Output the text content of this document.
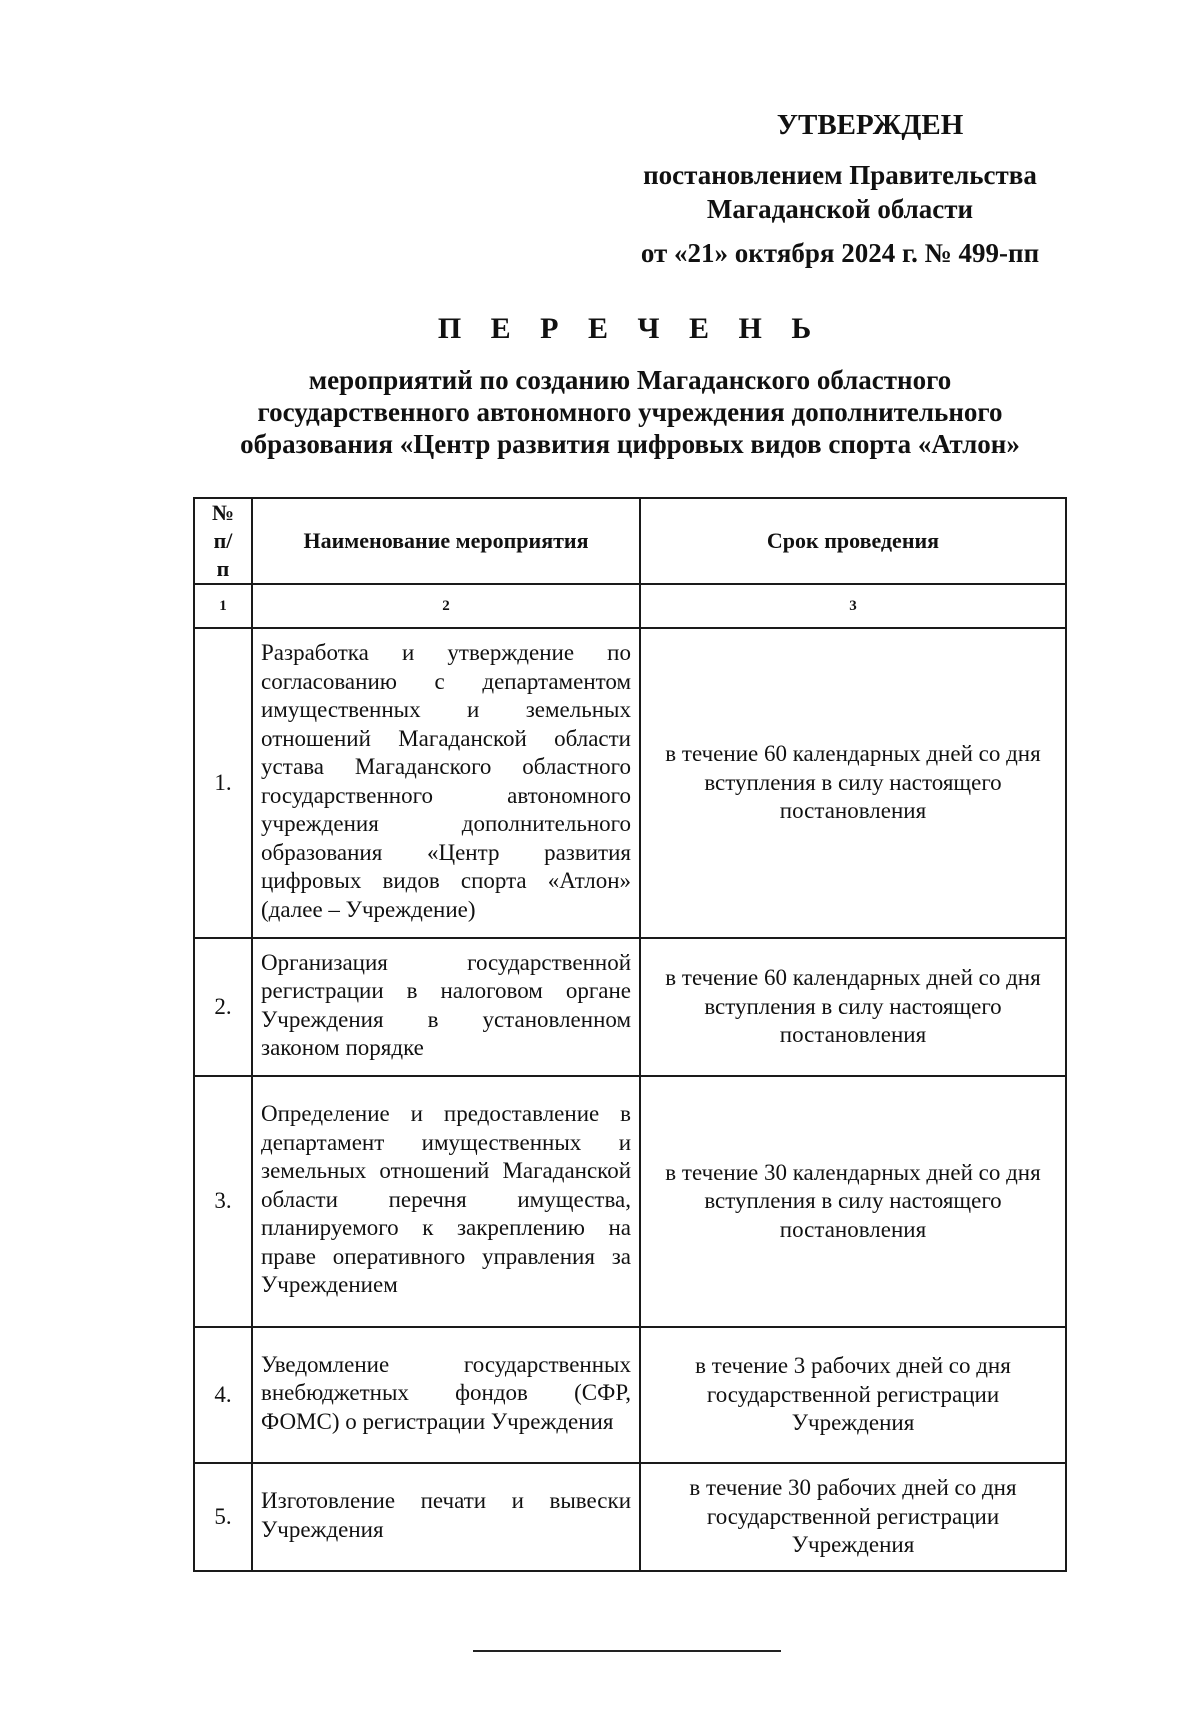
УТВЕРЖДЕН
постановлением Правительства
Магаданской области
от «21» октября 2024 г. № 499-пп
П Е Р Е Ч Е Н Ь
мероприятий по созданию Магаданского областного
государственного автономного учреждения дополнительного
образования «Центр развития цифровых видов спорта «Атлон»
№ п/п	Наименование мероприятия	Срок проведения
1	2	3
1.	Разработка и утверждение по согласованию с департаментом имущественных и земельных отношений Магаданской области устава Магаданского областного государственного автономного учреждения дополнительного образования «Центр развития цифровых видов спорта «Атлон» (далее – Учреждение)	в течение 60 календарных дней со дня вступления в силу настоящего постановления
2.	Организация государственной регистрации в налоговом органе Учреждения в установленном законом порядке	в течение 60 календарных дней со дня вступления в силу настоящего постановления
3.	Определение и предоставление в департамент имущественных и земельных отношений Магаданской области перечня имущества, планируемого к закреплению на праве оперативного управления за Учреждением	в течение 30 календарных дней со дня вступления в силу настоящего постановления
4.	Уведомление государственных внебюджетных фондов (СФР, ФОМС) о регистрации Учреждения	в течение 3 рабочих дней со дня государственной регистрации Учреждения
5.	Изготовление печати и вывески Учреждения	в течение 30 рабочих дней со дня государственной регистрации Учреждения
******
**Instruction:** Copy all the entries word for word. Omit any pictures.

**Right answer:**
Output the text content of this document.
УТВЕРЖДЕН
постановлением Правительства
Магаданской области
от «21» октября 2024 г. № 499-пп
П Е Р Е Ч Е Н Ь
мероприятий по созданию Магаданского областного
государственного автономного учреждения дополнительного
образования «Центр развития цифровых видов спорта «Атлон»
№ п/п	Наименование мероприятия	Срок проведения
1	2	3
1.	Разработка и утверждение по согласованию с департаментом имущественных и земельных отношений Магаданской области устава Магаданского областного государственного автономного учреждения дополнительного образования «Центр развития цифровых видов спорта «Атлон» (далее – Учреждение)	в течение 60 календарных дней со дня вступления в силу настоящего постановления
2.	Организация государственной регистрации в налоговом органе Учреждения в установленном законом порядке	в течение 60 календарных дней со дня вступления в силу настоящего постановления
3.	Определение и предоставление в департамент имущественных и земельных отношений Магаданской области перечня имущества, планируемого к закреплению на праве оперативного управления за Учреждением	в течение 30 календарных дней со дня вступления в силу настоящего постановления
4.	Уведомление государственных внебюджетных фондов (СФР, ФОМС) о регистрации Учреждения	в течение 3 рабочих дней со дня государственной регистрации Учреждения
5.	Изготовление печати и вывески Учреждения	в течение 30 рабочих дней со дня государственной регистрации Учреждения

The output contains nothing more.